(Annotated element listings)
──────────

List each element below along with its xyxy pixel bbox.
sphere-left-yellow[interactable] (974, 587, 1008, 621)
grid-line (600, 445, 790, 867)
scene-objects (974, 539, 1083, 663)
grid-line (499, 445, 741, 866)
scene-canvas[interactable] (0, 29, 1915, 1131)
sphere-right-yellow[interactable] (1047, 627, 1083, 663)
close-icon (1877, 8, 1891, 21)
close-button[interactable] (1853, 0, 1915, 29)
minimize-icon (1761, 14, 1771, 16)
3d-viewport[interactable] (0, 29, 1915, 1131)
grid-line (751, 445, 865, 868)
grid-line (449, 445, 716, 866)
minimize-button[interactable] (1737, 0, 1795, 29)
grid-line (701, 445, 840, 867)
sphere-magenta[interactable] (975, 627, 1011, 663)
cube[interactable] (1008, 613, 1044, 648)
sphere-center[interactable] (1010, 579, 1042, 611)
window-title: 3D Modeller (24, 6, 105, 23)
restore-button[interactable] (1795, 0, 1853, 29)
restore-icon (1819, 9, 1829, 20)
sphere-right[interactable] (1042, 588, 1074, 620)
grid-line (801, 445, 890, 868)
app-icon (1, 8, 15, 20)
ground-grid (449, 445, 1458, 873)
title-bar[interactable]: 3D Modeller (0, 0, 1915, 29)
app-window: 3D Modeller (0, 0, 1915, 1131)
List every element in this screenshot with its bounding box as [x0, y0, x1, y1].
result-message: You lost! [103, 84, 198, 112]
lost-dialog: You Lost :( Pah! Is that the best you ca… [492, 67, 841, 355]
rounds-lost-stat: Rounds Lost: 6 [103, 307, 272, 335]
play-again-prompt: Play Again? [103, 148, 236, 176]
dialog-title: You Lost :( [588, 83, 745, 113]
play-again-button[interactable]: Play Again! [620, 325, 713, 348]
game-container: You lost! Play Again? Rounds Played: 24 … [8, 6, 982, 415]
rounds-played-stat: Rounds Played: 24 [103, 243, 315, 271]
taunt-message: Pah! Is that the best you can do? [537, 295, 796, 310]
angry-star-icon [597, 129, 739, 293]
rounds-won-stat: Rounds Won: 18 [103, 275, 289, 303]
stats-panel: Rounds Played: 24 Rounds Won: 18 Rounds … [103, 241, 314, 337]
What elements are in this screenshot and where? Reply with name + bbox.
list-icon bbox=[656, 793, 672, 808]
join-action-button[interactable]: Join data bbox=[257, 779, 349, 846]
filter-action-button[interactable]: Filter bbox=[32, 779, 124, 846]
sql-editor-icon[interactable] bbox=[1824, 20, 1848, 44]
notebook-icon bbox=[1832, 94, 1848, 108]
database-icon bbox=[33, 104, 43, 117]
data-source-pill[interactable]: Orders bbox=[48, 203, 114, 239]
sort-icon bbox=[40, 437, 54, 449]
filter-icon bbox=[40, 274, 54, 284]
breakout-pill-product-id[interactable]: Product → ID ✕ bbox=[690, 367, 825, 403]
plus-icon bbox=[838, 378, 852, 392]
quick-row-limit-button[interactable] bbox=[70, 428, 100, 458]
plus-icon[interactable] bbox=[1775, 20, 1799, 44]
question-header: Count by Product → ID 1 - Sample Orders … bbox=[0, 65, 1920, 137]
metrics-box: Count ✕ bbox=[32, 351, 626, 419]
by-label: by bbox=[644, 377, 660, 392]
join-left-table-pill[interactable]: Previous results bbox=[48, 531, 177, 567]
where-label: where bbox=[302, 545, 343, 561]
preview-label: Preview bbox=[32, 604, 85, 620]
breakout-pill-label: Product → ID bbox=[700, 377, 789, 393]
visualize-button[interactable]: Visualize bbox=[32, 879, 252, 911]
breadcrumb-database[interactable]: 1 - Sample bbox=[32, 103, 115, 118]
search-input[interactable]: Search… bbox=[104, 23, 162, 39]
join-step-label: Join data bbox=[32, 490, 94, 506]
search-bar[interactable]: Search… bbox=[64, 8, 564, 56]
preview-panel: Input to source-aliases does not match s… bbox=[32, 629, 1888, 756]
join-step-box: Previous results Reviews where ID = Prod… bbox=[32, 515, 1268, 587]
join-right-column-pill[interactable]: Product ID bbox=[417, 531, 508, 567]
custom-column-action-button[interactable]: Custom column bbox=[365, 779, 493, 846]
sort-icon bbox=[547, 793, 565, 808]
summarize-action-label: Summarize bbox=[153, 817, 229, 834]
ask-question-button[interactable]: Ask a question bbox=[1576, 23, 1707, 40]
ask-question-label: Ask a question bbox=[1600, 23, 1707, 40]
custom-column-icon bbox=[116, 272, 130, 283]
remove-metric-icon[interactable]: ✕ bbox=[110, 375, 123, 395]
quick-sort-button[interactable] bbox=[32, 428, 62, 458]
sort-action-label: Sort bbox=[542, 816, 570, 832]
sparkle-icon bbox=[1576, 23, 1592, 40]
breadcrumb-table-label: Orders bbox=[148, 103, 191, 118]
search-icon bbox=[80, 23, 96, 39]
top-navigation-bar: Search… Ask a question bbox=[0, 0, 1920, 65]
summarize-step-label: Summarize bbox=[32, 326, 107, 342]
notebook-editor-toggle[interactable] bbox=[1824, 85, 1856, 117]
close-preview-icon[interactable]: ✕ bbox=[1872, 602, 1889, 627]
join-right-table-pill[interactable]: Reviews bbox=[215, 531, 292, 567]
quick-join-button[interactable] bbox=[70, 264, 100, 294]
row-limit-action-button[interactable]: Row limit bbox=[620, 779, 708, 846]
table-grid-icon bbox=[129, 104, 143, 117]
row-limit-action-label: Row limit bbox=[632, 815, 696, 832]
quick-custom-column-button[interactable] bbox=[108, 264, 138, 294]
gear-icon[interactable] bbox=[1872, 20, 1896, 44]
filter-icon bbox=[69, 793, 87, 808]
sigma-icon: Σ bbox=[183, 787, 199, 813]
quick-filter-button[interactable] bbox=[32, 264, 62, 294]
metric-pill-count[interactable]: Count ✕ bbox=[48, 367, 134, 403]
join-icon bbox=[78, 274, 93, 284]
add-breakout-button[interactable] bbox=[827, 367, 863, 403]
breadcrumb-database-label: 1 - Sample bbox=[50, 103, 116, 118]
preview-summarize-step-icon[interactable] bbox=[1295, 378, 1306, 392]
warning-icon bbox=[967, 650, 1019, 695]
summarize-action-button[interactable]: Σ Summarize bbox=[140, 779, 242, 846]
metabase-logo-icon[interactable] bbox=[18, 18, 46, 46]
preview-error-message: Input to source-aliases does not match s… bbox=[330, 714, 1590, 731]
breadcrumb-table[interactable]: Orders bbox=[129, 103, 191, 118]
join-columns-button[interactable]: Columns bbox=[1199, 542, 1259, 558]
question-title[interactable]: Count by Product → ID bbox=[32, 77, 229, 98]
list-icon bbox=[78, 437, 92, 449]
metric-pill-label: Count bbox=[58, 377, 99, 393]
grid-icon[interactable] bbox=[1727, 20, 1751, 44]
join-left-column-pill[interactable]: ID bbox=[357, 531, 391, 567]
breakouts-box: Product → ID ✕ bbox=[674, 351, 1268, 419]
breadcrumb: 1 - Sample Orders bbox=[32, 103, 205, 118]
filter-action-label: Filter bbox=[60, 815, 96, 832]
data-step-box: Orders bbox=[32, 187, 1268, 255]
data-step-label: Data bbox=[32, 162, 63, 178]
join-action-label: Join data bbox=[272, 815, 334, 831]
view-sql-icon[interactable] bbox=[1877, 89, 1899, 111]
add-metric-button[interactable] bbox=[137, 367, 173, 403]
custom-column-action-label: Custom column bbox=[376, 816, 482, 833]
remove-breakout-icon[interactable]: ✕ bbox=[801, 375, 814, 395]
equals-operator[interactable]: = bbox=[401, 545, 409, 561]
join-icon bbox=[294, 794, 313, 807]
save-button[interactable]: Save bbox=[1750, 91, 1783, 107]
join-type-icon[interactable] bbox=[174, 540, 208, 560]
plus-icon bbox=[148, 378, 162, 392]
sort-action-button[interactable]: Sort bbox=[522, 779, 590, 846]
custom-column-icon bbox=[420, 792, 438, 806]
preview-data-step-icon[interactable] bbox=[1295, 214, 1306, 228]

──────────

● DIRECTIVE
Rewrite the lines from the start of the records through the line containing "sql-editor-icon[interactable] bbox=[1824, 20, 1848, 44]" as a numbered list, leaving out any blank lines.

● EXPECTED ANSWER
1. List each element below along with its xyxy pixel bbox.
2. sphere-left-yellow[interactable] (974, 587, 1008, 621)
3. grid-line (600, 445, 790, 867)
4. scene-objects (974, 539, 1083, 663)
5. grid-line (499, 445, 741, 866)
6. scene-canvas[interactable] (0, 29, 1915, 1131)
7. sphere-right-yellow[interactable] (1047, 627, 1083, 663)
8. close-icon (1877, 8, 1891, 21)
9. close-button[interactable] (1853, 0, 1915, 29)
10. minimize-icon (1761, 14, 1771, 16)
11. 3d-viewport[interactable] (0, 29, 1915, 1131)
12. grid-line (751, 445, 865, 868)
13. grid-line (449, 445, 716, 866)
14. minimize-button[interactable] (1737, 0, 1795, 29)
15. grid-line (701, 445, 840, 867)
16. sphere-magenta[interactable] (975, 627, 1011, 663)
17. cube[interactable] (1008, 613, 1044, 648)
18. sphere-center[interactable] (1010, 579, 1042, 611)
19. window-title: 3D Modeller (24, 6, 105, 23)
20. restore-button[interactable] (1795, 0, 1853, 29)
21. restore-icon (1819, 9, 1829, 20)
22. sphere-right[interactable] (1042, 588, 1074, 620)
23. grid-line (801, 445, 890, 868)
24. app-icon (1, 8, 15, 20)
25. ground-grid (449, 445, 1458, 873)
26. title-bar[interactable]: 3D Modeller (0, 0, 1915, 29)
27. app-window: 3D Modeller (0, 0, 1915, 1131)
28. List every element in this screenshot with its bounding box as [x0, y0, x1, y1].
29. result-message: You lost! [103, 84, 198, 112]
30. lost-dialog: You Lost :( Pah! Is that the best you ca… [492, 67, 841, 355]
31. rounds-lost-stat: Rounds Lost: 6 [103, 307, 272, 335]
32. play-again-prompt: Play Again? [103, 148, 236, 176]
33. dialog-title: You Lost :( [588, 83, 745, 113]
34. play-again-button[interactable]: Play Again! [620, 325, 713, 348]
35. game-container: You lost! Play Again? Rounds Played: 24 … [8, 6, 982, 415]
36. rounds-played-stat: Rounds Played: 24 [103, 243, 315, 271]
37. taunt-message: Pah! Is that the best you can do? [537, 295, 796, 310]
38. angry-star-icon [597, 129, 739, 293]
39. rounds-won-stat: Rounds Won: 18 [103, 275, 289, 303]
40. stats-panel: Rounds Played: 24 Rounds Won: 18 Rounds … [103, 241, 314, 337]
41. What elements are in this screenshot and where? Reply with name + bbox.
42. list-icon bbox=[656, 793, 672, 808]
43. join-action-button[interactable]: Join data bbox=[257, 779, 349, 846]
44. filter-action-button[interactable]: Filter bbox=[32, 779, 124, 846]
45. sql-editor-icon[interactable] bbox=[1824, 20, 1848, 44]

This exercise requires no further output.